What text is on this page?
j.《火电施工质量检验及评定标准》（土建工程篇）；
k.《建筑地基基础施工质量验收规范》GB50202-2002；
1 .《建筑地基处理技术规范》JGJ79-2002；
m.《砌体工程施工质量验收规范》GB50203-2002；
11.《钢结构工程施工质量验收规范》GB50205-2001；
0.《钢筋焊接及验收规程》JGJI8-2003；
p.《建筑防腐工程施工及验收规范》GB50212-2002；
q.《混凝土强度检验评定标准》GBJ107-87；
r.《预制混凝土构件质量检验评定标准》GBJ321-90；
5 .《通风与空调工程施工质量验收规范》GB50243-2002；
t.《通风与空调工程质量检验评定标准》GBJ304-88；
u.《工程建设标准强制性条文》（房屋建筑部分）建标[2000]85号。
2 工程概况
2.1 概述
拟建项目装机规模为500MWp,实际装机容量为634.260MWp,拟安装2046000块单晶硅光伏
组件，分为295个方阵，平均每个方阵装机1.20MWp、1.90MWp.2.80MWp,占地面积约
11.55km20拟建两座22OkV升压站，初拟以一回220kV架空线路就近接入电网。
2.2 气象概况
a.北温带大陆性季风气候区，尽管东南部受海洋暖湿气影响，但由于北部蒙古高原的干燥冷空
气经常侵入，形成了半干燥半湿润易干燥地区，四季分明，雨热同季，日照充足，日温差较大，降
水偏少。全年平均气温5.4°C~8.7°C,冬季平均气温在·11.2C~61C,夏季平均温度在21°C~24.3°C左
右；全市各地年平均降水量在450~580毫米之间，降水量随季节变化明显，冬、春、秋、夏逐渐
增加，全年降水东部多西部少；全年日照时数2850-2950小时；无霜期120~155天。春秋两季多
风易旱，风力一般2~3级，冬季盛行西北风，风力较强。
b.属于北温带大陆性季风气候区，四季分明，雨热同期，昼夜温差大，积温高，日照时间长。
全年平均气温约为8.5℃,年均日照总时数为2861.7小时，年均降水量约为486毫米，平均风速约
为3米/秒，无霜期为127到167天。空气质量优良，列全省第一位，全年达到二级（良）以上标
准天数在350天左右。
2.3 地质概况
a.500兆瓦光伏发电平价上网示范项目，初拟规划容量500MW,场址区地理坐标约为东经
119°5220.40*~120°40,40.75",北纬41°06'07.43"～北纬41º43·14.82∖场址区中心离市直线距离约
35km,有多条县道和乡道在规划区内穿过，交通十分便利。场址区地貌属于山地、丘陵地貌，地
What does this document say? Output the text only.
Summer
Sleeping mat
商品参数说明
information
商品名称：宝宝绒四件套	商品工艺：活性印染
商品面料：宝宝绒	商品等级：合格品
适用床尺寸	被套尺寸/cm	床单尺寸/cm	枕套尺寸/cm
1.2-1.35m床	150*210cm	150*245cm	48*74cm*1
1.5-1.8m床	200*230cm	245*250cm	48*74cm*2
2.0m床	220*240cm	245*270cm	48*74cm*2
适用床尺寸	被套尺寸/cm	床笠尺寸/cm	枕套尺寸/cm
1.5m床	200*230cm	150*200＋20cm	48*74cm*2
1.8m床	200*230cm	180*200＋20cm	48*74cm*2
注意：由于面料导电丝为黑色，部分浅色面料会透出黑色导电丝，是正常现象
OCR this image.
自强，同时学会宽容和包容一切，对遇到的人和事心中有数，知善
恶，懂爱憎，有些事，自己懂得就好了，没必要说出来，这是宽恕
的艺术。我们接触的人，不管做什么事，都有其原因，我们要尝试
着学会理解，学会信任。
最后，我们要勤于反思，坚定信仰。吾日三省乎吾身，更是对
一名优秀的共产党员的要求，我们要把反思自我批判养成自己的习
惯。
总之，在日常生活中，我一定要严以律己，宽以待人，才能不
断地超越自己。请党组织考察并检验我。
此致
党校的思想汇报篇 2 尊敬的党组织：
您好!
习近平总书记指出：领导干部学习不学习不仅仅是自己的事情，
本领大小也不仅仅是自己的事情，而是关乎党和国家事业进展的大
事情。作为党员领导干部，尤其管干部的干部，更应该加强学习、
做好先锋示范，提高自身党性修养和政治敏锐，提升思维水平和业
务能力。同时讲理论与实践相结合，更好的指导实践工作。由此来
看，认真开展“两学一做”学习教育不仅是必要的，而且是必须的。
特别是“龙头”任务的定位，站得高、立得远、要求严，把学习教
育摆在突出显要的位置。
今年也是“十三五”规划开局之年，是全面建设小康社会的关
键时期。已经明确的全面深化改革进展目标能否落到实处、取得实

════════════════

## To do
Can you restate every record above word for word?

## Exercise solution
What text is on this page?
j.《火电施工质量检验及评定标准》（土建工程篇）；
k.《建筑地基基础施工质量验收规范》GB50202-2002；
1 .《建筑地基处理技术规范》JGJ79-2002；
m.《砌体工程施工质量验收规范》GB50203-2002；
11.《钢结构工程施工质量验收规范》GB50205-2001；
0.《钢筋焊接及验收规程》JGJI8-2003；
p.《建筑防腐工程施工及验收规范》GB50212-2002；
q.《混凝土强度检验评定标准》GBJ107-87；
r.《预制混凝土构件质量检验评定标准》GBJ321-90；
5 .《通风与空调工程施工质量验收规范》GB50243-2002；
t.《通风与空调工程质量检验评定标准》GBJ304-88；
u.《工程建设标准强制性条文》（房屋建筑部分）建标[2000]85号。
2 工程概况
2.1 概述
拟建项目装机规模为500MWp,实际装机容量为634.260MWp,拟安装2046000块单晶硅光伏
组件，分为295个方阵，平均每个方阵装机1.20MWp、1.90MWp.2.80MWp,占地面积约
11.55km20拟建两座22OkV升压站，初拟以一回220kV架空线路就近接入电网。
2.2 气象概况
a.北温带大陆性季风气候区，尽管东南部受海洋暖湿气影响，但由于北部蒙古高原的干燥冷空
气经常侵入，形成了半干燥半湿润易干燥地区，四季分明，雨热同季，日照充足，日温差较大，降
水偏少。全年平均气温5.4°C~8.7°C,冬季平均气温在·11.2C~61C,夏季平均温度在21°C~24.3°C左
右；全市各地年平均降水量在450~580毫米之间，降水量随季节变化明显，冬、春、秋、夏逐渐
增加，全年降水东部多西部少；全年日照时数2850-2950小时；无霜期120~155天。春秋两季多
风易旱，风力一般2~3级，冬季盛行西北风，风力较强。
b.属于北温带大陆性季风气候区，四季分明，雨热同期，昼夜温差大，积温高，日照时间长。
全年平均气温约为8.5℃,年均日照总时数为2861.7小时，年均降水量约为486毫米，平均风速约
为3米/秒，无霜期为127到167天。空气质量优良，列全省第一位，全年达到二级（良）以上标
准天数在350天左右。
2.3 地质概况
a.500兆瓦光伏发电平价上网示范项目，初拟规划容量500MW,场址区地理坐标约为东经
119°5220.40*~120°40,40.75",北纬41°06'07.43"～北纬41º43·14.82∖场址区中心离市直线距离约
35km,有多条县道和乡道在规划区内穿过，交通十分便利。场址区地貌属于山地、丘陵地貌，地
What does this document say? Output the text only.
Summer
Sleeping mat
商品参数说明
information
商品名称：宝宝绒四件套	商品工艺：活性印染
商品面料：宝宝绒	商品等级：合格品
适用床尺寸	被套尺寸/cm	床单尺寸/cm	枕套尺寸/cm
1.2-1.35m床	150*210cm	150*245cm	48*74cm*1
1.5-1.8m床	200*230cm	245*250cm	48*74cm*2
2.0m床	220*240cm	245*270cm	48*74cm*2
适用床尺寸	被套尺寸/cm	床笠尺寸/cm	枕套尺寸/cm
1.5m床	200*230cm	150*200＋20cm	48*74cm*2
1.8m床	200*230cm	180*200＋20cm	48*74cm*2
注意：由于面料导电丝为黑色，部分浅色面料会透出黑色导电丝，是正常现象
OCR this image.
自强，同时学会宽容和包容一切，对遇到的人和事心中有数，知善
恶，懂爱憎，有些事，自己懂得就好了，没必要说出来，这是宽恕
的艺术。我们接触的人，不管做什么事，都有其原因，我们要尝试
着学会理解，学会信任。
最后，我们要勤于反思，坚定信仰。吾日三省乎吾身，更是对
一名优秀的共产党员的要求，我们要把反思自我批判养成自己的习
惯。
总之，在日常生活中，我一定要严以律己，宽以待人，才能不
断地超越自己。请党组织考察并检验我。
此致
党校的思想汇报篇 2 尊敬的党组织：
您好!
习近平总书记指出：领导干部学习不学习不仅仅是自己的事情，
本领大小也不仅仅是自己的事情，而是关乎党和国家事业进展的大
事情。作为党员领导干部，尤其管干部的干部，更应该加强学习、
做好先锋示范，提高自身党性修养和政治敏锐，提升思维水平和业
务能力。同时讲理论与实践相结合，更好的指导实践工作。由此来
看，认真开展“两学一做”学习教育不仅是必要的，而且是必须的。
特别是“龙头”任务的定位，站得高、立得远、要求严，把学习教
育摆在突出显要的位置。
今年也是“十三五”规划开局之年，是全面建设小康社会的关
键时期。已经明确的全面深化改革进展目标能否落到实处、取得实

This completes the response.